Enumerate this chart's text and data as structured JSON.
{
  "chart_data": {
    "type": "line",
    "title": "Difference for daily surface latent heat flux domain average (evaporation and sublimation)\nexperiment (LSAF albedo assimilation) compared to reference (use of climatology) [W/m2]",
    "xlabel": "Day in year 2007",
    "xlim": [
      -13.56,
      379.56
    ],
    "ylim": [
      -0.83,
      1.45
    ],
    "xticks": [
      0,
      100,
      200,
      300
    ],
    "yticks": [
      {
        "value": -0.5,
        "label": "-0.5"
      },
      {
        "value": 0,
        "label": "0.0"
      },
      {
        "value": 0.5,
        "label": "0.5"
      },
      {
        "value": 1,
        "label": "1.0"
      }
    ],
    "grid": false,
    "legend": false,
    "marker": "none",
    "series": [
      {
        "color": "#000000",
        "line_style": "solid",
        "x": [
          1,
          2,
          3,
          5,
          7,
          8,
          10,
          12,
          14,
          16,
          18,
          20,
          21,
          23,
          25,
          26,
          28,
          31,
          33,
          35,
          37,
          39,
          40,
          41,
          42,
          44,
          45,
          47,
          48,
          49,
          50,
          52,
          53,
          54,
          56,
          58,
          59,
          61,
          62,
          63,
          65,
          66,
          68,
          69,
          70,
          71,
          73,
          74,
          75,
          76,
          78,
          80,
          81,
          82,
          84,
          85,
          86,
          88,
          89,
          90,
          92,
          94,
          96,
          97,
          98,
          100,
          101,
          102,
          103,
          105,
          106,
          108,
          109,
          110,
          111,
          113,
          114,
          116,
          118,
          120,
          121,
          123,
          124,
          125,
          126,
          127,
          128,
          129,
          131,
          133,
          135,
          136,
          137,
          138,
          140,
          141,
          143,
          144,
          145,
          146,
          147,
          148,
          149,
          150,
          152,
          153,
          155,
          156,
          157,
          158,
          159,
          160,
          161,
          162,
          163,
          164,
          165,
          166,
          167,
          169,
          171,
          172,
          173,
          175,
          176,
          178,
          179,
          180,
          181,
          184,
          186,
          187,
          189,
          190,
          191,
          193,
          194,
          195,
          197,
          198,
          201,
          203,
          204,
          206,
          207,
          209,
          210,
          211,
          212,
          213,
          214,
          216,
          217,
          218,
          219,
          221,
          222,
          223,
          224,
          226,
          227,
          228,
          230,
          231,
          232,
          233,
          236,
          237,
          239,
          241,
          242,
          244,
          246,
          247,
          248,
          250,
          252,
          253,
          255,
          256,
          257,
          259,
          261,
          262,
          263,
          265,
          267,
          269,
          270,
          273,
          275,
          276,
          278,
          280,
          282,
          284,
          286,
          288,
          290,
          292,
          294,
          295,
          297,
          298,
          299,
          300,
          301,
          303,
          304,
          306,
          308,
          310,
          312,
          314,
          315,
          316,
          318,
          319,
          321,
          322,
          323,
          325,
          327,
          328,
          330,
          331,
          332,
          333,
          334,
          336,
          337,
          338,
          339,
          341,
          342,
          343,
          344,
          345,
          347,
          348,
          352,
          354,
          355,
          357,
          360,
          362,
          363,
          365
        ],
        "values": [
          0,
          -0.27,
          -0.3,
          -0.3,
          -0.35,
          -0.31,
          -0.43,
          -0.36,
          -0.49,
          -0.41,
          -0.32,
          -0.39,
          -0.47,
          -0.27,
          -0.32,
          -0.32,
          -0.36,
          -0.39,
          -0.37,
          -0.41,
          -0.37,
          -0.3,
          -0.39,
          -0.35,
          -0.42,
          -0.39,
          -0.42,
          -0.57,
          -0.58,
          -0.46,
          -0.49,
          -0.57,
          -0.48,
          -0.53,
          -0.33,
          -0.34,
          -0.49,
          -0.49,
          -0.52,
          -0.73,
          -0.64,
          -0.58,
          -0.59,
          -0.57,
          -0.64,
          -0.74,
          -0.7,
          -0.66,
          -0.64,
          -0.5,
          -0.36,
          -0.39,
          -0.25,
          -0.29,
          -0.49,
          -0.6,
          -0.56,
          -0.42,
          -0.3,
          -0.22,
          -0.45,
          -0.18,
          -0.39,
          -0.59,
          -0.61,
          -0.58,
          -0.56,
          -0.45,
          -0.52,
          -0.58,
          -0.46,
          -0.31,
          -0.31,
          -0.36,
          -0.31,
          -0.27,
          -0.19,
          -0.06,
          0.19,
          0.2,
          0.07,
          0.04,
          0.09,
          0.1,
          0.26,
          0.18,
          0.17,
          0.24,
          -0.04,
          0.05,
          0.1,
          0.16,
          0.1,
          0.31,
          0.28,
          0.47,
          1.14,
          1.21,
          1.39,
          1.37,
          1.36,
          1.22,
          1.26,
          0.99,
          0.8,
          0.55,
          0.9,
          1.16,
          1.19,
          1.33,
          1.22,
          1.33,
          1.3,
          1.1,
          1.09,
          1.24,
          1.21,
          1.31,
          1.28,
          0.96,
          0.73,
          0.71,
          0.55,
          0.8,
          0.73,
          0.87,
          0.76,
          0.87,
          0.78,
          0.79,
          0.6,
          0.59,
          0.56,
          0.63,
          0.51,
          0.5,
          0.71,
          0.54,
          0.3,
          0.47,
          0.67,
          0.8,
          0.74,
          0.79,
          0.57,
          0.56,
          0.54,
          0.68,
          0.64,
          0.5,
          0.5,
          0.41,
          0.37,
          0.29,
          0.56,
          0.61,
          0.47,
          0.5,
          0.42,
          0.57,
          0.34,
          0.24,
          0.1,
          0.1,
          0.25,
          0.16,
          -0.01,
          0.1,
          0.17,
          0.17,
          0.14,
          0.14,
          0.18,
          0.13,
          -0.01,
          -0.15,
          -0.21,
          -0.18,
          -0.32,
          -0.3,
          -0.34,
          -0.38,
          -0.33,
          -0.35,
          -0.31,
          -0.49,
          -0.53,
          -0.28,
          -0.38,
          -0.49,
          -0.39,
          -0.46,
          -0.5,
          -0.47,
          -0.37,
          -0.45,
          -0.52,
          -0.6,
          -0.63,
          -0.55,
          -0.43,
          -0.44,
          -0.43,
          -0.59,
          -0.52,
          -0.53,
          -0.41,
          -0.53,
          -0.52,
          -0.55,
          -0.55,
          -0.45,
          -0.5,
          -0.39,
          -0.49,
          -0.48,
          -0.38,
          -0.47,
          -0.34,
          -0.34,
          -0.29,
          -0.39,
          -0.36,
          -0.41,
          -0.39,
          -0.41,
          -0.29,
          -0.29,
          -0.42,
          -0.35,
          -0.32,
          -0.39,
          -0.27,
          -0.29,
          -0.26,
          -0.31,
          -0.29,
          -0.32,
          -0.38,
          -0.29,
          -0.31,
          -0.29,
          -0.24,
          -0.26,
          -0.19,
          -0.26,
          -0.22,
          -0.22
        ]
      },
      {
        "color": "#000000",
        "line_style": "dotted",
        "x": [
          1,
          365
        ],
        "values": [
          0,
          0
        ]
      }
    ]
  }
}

::::::::

What is asked: Restate the whole of the material exactly.

Output:
Enumerate this chart's text and data as structured JSON.
{
  "chart_data": {
    "type": "line",
    "title": "Difference for daily surface latent heat flux domain average (evaporation and sublimation)\nexperiment (LSAF albedo assimilation) compared to reference (use of climatology) [W/m2]",
    "xlabel": "Day in year 2007",
    "xlim": [
      -13.56,
      379.56
    ],
    "ylim": [
      -0.83,
      1.45
    ],
    "xticks": [
      0,
      100,
      200,
      300
    ],
    "yticks": [
      {
        "value": -0.5,
        "label": "-0.5"
      },
      {
        "value": 0,
        "label": "0.0"
      },
      {
        "value": 0.5,
        "label": "0.5"
      },
      {
        "value": 1,
        "label": "1.0"
      }
    ],
    "grid": false,
    "legend": false,
    "marker": "none",
    "series": [
      {
        "color": "#000000",
        "line_style": "solid",
        "x": [
          1,
          2,
          3,
          5,
          7,
          8,
          10,
          12,
          14,
          16,
          18,
          20,
          21,
          23,
          25,
          26,
          28,
          31,
          33,
          35,
          37,
          39,
          40,
          41,
          42,
          44,
          45,
          47,
          48,
          49,
          50,
          52,
          53,
          54,
          56,
          58,
          59,
          61,
          62,
          63,
          65,
          66,
          68,
          69,
          70,
          71,
          73,
          74,
          75,
          76,
          78,
          80,
          81,
          82,
          84,
          85,
          86,
          88,
          89,
          90,
          92,
          94,
          96,
          97,
          98,
          100,
          101,
          102,
          103,
          105,
          106,
          108,
          109,
          110,
          111,
          113,
          114,
          116,
          118,
          120,
          121,
          123,
          124,
          125,
          126,
          127,
          128,
          129,
          131,
          133,
          135,
          136,
          137,
          138,
          140,
          141,
          143,
          144,
          145,
          146,
          147,
          148,
          149,
          150,
          152,
          153,
          155,
          156,
          157,
          158,
          159,
          160,
          161,
          162,
          163,
          164,
          165,
          166,
          167,
          169,
          171,
          172,
          173,
          175,
          176,
          178,
          179,
          180,
          181,
          184,
          186,
          187,
          189,
          190,
          191,
          193,
          194,
          195,
          197,
          198,
          201,
          203,
          204,
          206,
          207,
          209,
          210,
          211,
          212,
          213,
          214,
          216,
          217,
          218,
          219,
          221,
          222,
          223,
          224,
          226,
          227,
          228,
          230,
          231,
          232,
          233,
          236,
          237,
          239,
          241,
          242,
          244,
          246,
          247,
          248,
          250,
          252,
          253,
          255,
          256,
          257,
          259,
          261,
          262,
          263,
          265,
          267,
          269,
          270,
          273,
          275,
          276,
          278,
          280,
          282,
          284,
          286,
          288,
          290,
          292,
          294,
          295,
          297,
          298,
          299,
          300,
          301,
          303,
          304,
          306,
          308,
          310,
          312,
          314,
          315,
          316,
          318,
          319,
          321,
          322,
          323,
          325,
          327,
          328,
          330,
          331,
          332,
          333,
          334,
          336,
          337,
          338,
          339,
          341,
          342,
          343,
          344,
          345,
          347,
          348,
          352,
          354,
          355,
          357,
          360,
          362,
          363,
          365
        ],
        "values": [
          0,
          -0.27,
          -0.3,
          -0.3,
          -0.35,
          -0.31,
          -0.43,
          -0.36,
          -0.49,
          -0.41,
          -0.32,
          -0.39,
          -0.47,
          -0.27,
          -0.32,
          -0.32,
          -0.36,
          -0.39,
          -0.37,
          -0.41,
          -0.37,
          -0.3,
          -0.39,
          -0.35,
          -0.42,
          -0.39,
          -0.42,
          -0.57,
          -0.58,
          -0.46,
          -0.49,
          -0.57,
          -0.48,
          -0.53,
          -0.33,
          -0.34,
          -0.49,
          -0.49,
          -0.52,
          -0.73,
          -0.64,
          -0.58,
          -0.59,
          -0.57,
          -0.64,
          -0.74,
          -0.7,
          -0.66,
          -0.64,
          -0.5,
          -0.36,
          -0.39,
          -0.25,
          -0.29,
          -0.49,
          -0.6,
          -0.56,
          -0.42,
          -0.3,
          -0.22,
          -0.45,
          -0.18,
          -0.39,
          -0.59,
          -0.61,
          -0.58,
          -0.56,
          -0.45,
          -0.52,
          -0.58,
          -0.46,
          -0.31,
          -0.31,
          -0.36,
          -0.31,
          -0.27,
          -0.19,
          -0.06,
          0.19,
          0.2,
          0.07,
          0.04,
          0.09,
          0.1,
          0.26,
          0.18,
          0.17,
          0.24,
          -0.04,
          0.05,
          0.1,
          0.16,
          0.1,
          0.31,
          0.28,
          0.47,
          1.14,
          1.21,
          1.39,
          1.37,
          1.36,
          1.22,
          1.26,
          0.99,
          0.8,
          0.55,
          0.9,
          1.16,
          1.19,
          1.33,
          1.22,
          1.33,
          1.3,
          1.1,
          1.09,
          1.24,
          1.21,
          1.31,
          1.28,
          0.96,
          0.73,
          0.71,
          0.55,
          0.8,
          0.73,
          0.87,
          0.76,
          0.87,
          0.78,
          0.79,
          0.6,
          0.59,
          0.56,
          0.63,
          0.51,
          0.5,
          0.71,
          0.54,
          0.3,
          0.47,
          0.67,
          0.8,
          0.74,
          0.79,
          0.57,
          0.56,
          0.54,
          0.68,
          0.64,
          0.5,
          0.5,
          0.41,
          0.37,
          0.29,
          0.56,
          0.61,
          0.47,
          0.5,
          0.42,
          0.57,
          0.34,
          0.24,
          0.1,
          0.1,
          0.25,
          0.16,
          -0.01,
          0.1,
          0.17,
          0.17,
          0.14,
          0.14,
          0.18,
          0.13,
          -0.01,
          -0.15,
          -0.21,
          -0.18,
          -0.32,
          -0.3,
          -0.34,
          -0.38,
          -0.33,
          -0.35,
          -0.31,
          -0.49,
          -0.53,
          -0.28,
          -0.38,
          -0.49,
          -0.39,
          -0.46,
          -0.5,
          -0.47,
          -0.37,
          -0.45,
          -0.52,
          -0.6,
          -0.63,
          -0.55,
          -0.43,
          -0.44,
          -0.43,
          -0.59,
          -0.52,
          -0.53,
          -0.41,
          -0.53,
          -0.52,
          -0.55,
          -0.55,
          -0.45,
          -0.5,
          -0.39,
          -0.49,
          -0.48,
          -0.38,
          -0.47,
          -0.34,
          -0.34,
          -0.29,
          -0.39,
          -0.36,
          -0.41,
          -0.39,
          -0.41,
          -0.29,
          -0.29,
          -0.42,
          -0.35,
          -0.32,
          -0.39,
          -0.27,
          -0.29,
          -0.26,
          -0.31,
          -0.29,
          -0.32,
          -0.38,
          -0.29,
          -0.31,
          -0.29,
          -0.24,
          -0.26,
          -0.19,
          -0.26,
          -0.22,
          -0.22
        ]
      },
      {
        "color": "#000000",
        "line_style": "dotted",
        "x": [
          1,
          365
        ],
        "values": [
          0,
          0
        ]
      }
    ]
  }
}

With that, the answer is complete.